[CHALLENGE]:
Report back each line of the records that contains the string "button".

[Stored data]
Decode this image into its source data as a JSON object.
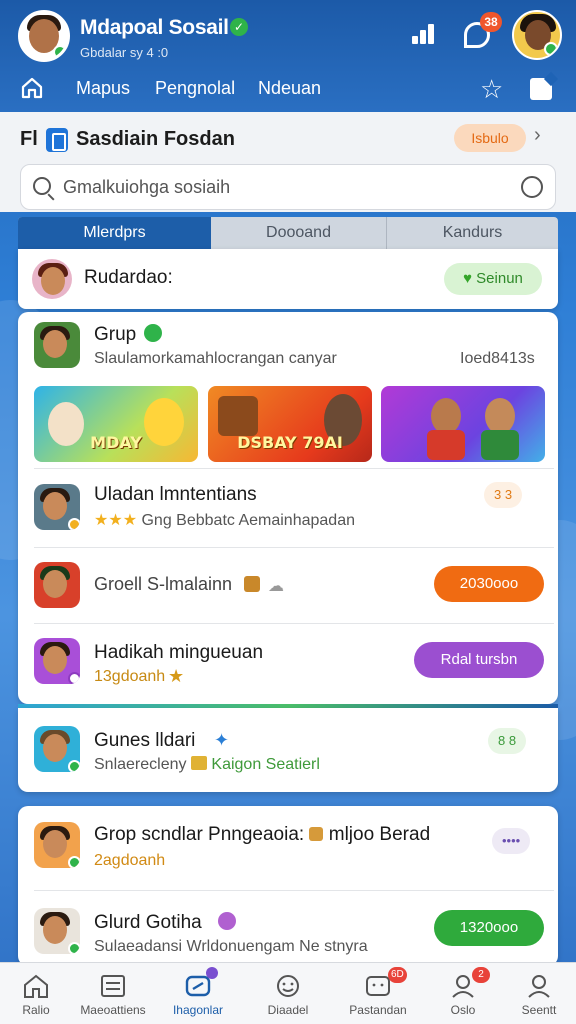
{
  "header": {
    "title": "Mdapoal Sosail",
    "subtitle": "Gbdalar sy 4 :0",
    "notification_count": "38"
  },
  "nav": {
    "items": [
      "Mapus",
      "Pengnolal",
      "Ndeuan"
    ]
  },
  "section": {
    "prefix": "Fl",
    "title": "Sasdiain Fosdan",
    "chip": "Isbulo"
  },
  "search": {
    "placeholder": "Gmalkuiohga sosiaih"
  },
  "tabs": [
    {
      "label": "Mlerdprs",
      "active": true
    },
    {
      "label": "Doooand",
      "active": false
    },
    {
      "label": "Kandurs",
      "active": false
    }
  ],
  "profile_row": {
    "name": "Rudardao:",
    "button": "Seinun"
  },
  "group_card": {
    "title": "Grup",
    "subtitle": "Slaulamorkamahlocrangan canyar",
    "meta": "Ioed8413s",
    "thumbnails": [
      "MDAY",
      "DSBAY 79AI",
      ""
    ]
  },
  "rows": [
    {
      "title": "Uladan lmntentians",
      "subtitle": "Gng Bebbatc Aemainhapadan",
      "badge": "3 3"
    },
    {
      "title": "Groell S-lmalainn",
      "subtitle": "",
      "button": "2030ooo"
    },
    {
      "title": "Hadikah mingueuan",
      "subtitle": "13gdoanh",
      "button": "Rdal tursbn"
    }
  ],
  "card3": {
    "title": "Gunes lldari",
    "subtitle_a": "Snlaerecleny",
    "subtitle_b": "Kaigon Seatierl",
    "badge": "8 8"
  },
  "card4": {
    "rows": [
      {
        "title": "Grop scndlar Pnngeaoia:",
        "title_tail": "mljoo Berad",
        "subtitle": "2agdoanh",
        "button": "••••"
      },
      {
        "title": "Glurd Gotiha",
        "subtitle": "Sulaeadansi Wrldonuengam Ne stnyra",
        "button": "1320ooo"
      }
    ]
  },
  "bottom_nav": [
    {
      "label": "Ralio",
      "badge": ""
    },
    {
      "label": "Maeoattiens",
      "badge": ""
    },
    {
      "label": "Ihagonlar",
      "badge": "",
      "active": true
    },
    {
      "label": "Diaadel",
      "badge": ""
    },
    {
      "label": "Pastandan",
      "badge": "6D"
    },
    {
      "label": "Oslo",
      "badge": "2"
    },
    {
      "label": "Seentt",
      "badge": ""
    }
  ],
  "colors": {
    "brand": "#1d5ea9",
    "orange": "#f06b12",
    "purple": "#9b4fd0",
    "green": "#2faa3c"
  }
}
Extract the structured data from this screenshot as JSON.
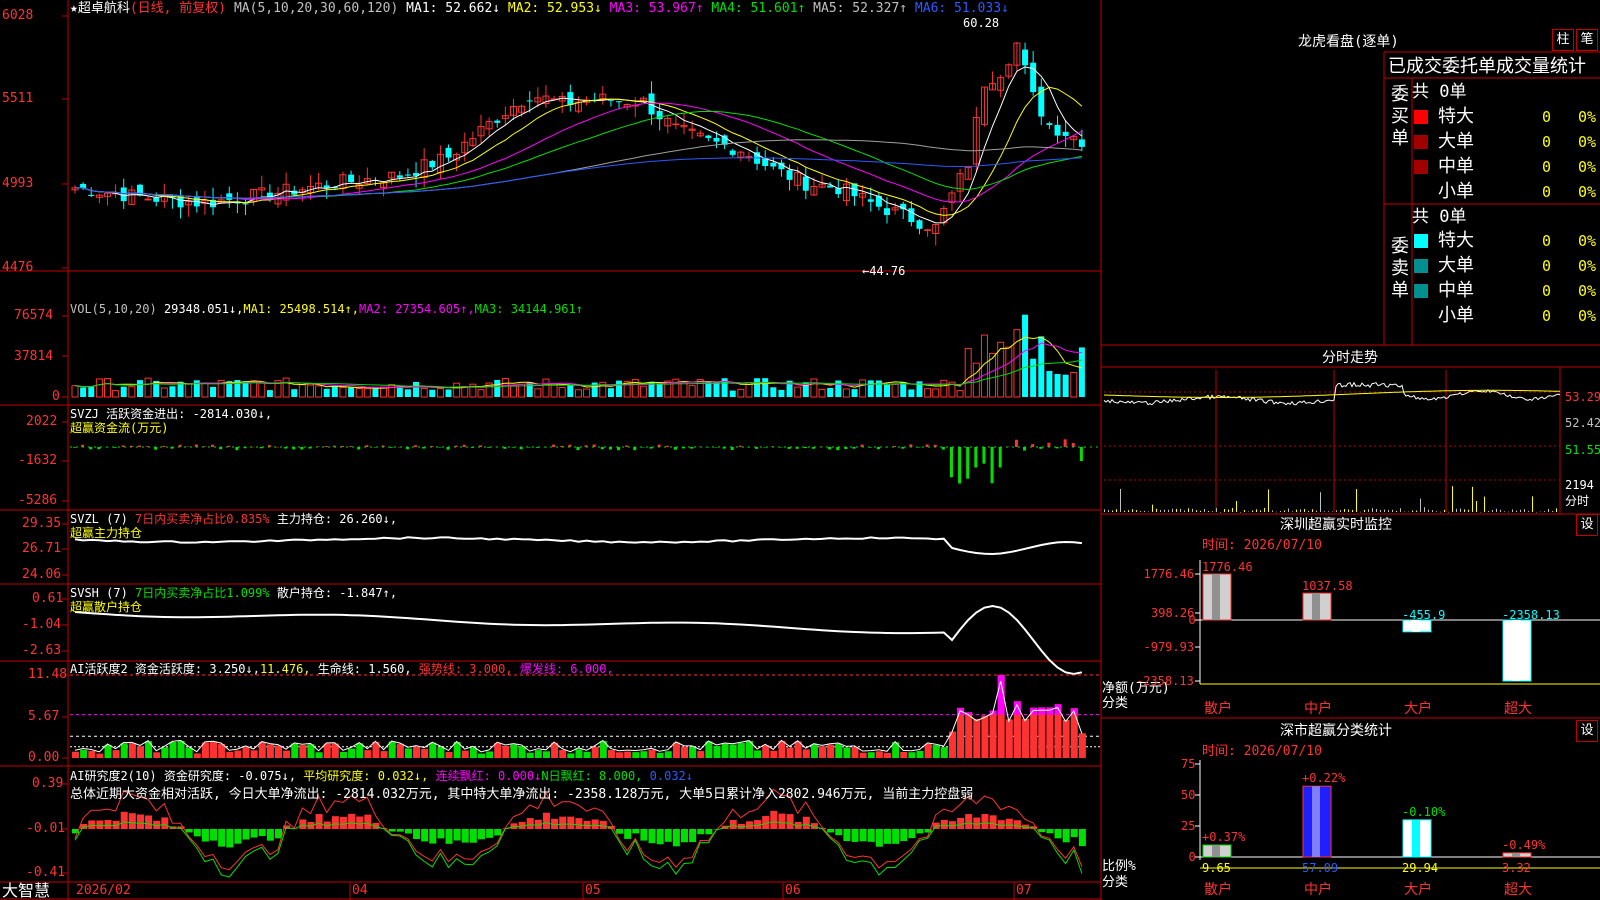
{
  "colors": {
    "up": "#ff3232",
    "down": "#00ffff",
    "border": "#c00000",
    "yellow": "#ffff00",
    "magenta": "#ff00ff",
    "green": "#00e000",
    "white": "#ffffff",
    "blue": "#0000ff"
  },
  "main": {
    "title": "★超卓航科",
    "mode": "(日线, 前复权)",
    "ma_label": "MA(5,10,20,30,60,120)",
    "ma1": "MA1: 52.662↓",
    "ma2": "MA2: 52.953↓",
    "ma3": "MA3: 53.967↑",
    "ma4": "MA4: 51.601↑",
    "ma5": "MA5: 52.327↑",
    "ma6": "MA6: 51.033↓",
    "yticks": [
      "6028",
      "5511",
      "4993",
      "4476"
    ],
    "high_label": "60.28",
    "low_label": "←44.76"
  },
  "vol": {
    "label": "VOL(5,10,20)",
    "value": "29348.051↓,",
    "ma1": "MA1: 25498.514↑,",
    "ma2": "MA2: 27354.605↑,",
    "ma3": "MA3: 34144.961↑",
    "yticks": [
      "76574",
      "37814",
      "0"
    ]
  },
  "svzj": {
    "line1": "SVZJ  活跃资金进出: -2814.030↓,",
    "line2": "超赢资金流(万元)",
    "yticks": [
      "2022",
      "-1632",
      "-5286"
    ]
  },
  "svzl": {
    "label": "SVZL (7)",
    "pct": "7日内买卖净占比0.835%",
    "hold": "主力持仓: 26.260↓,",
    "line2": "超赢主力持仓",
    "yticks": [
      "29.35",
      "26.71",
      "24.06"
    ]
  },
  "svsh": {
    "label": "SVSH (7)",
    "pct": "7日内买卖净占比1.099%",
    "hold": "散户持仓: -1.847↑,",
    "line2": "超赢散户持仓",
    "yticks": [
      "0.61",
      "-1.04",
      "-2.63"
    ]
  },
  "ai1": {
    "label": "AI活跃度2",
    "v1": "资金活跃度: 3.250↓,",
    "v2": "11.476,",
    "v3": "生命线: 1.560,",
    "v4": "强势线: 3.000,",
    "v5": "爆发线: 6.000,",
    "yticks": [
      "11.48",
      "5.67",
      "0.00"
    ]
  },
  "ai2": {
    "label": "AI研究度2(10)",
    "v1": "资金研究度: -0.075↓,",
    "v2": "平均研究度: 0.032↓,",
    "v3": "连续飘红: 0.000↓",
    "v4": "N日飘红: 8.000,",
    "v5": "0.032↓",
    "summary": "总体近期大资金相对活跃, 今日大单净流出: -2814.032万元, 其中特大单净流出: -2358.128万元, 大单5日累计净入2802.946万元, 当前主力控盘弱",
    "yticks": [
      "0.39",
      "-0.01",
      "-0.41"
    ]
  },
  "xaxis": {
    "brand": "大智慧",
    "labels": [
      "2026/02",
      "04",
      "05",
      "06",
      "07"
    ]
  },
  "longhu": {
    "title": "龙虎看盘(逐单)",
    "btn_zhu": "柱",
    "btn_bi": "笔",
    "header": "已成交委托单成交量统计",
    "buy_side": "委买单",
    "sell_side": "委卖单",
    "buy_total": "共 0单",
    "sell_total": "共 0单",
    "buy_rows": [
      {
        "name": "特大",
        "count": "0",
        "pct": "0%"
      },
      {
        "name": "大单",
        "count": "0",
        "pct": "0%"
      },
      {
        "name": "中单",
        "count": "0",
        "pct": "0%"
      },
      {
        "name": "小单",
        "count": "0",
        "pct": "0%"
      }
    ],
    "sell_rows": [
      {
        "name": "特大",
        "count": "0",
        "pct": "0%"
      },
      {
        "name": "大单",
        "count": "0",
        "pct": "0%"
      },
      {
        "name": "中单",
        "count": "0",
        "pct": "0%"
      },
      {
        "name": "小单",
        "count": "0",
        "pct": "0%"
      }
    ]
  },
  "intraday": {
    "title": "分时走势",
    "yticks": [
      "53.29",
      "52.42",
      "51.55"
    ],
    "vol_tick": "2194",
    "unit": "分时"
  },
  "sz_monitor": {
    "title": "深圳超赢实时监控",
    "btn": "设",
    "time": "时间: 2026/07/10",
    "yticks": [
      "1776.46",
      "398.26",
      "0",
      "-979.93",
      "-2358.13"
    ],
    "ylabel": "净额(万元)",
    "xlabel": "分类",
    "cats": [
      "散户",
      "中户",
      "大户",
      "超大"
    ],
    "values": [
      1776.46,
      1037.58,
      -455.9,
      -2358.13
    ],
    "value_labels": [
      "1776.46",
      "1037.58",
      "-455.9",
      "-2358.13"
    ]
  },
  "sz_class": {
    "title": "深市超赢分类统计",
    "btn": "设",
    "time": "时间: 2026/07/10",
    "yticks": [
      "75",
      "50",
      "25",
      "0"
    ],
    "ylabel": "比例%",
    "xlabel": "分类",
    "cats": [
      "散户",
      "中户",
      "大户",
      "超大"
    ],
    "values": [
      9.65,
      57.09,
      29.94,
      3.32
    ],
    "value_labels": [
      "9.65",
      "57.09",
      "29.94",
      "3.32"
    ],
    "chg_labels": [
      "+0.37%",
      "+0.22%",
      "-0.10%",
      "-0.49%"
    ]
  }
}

[EXERCISE RESPONSE]:
    "button": "Seinun"
      "button": "2030ooo"
      "button": "Rdal tursbn"
        "button": "••••"
        "button": "1320ooo"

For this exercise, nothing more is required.